## Trecho apresentado
──────────────────────────────
Já se vão mais de trinta anos que minha amiga, num gesto tresloucado e para sempre inexplicável, atirou uma bala contra a própria cabeça interrompendo uma mente brilhante. Pois, aos 20 anos, ela era rápida, criativa, ousada e, supreendentemente para sua idade, muito culta. Por que se matou? Essa resposta só terei se um dia encontrá-la quando eu me mudar para as nuvens.
Mas essa história de filhas que vou contar começa numa festa. Já embriagadas, minha amiga me sussurrou – em tom de confidência – que seu pai foi um dos caras que mataram Carlos Marighella (1911-1969). O assassinado, todos sabemos, foi tachado pela ditadura como seu inimigo número 1.
Fiquei surpresa com a revelação. Por delicadeza, não fiz nenhum comentário. Mas ela estava com vontade de desabafar. Contou que seu pai era da equipe de Sérgio Paranhos Fleury (1933-1979), uma espécie de delegado pit bull dos milicos (sem querer ofender os cachorros dessa raça).
Ela era uma menininha de pré-primário quando da emboscada a Marighella na alameda Casa Branca, no paulistano bairro dos Jardins. A garotinha ouviu a história em casa e se encheu de orgulho:
Papai havia matado o monstro vermelho!
Toda orgulhosa – afinal qualquer criança reverencia um papai que mata monstros – espalhou para os coleguinhas o feito. Isso foi lá atrás. À medida que ela foi crescendo e sabendo das coisas, a admiração pelo pai virou constrangimento. Tanto que ela só me revelou a história depois de altos graus etílicos. A festa acabou, cada uma foi para sua casa, e nunca mais retomamos esse assunto.
──────────────────────────────
## Dados fornecidos
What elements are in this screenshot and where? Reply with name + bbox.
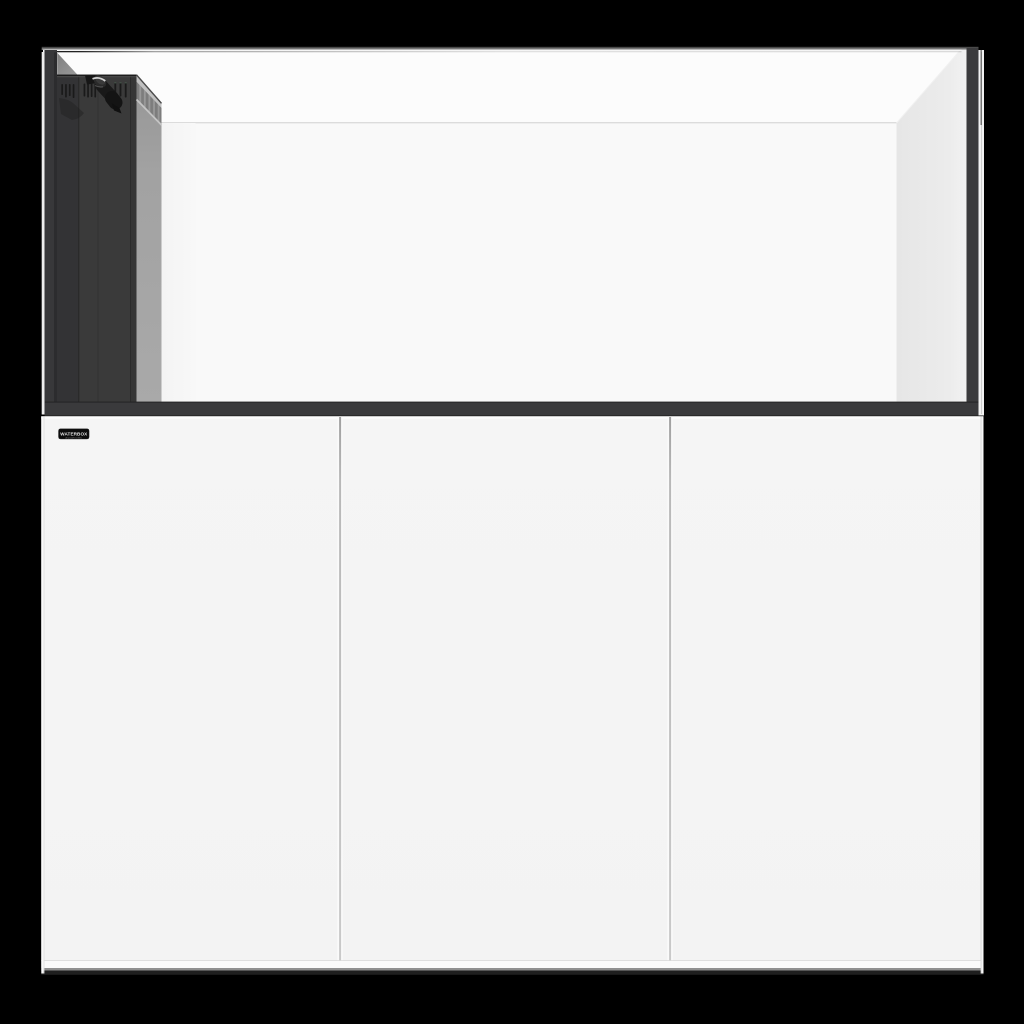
──────────────────────────────
## Instruções da tarefa
Retorne sem nenhuma alteração a parte do relato sobre a amiga que vai de "Já se vão mais" até "inimigo número 1.", incluindo essas palavras.

## Tarefa concluída
Já se vão mais de trinta anos que minha amiga, num gesto tresloucado e para sempre inexplicável, atirou uma bala contra a própria cabeça interrompendo uma mente brilhante. Pois, aos 20 anos, ela era rápida, criativa, ousada e, supreendentemente para sua idade, muito culta. Por que se matou? Essa resposta só terei se um dia encontrá-la quando eu me mudar para as nuvens.
Mas essa história de filhas que vou contar começa numa festa. Já embriagadas, minha amiga me sussurrou – em tom de confidência – que seu pai foi um dos caras que mataram Carlos Marighella (1911-1969). O assassinado, todos sabemos, foi tachado pela ditadura como seu inimigo número 1.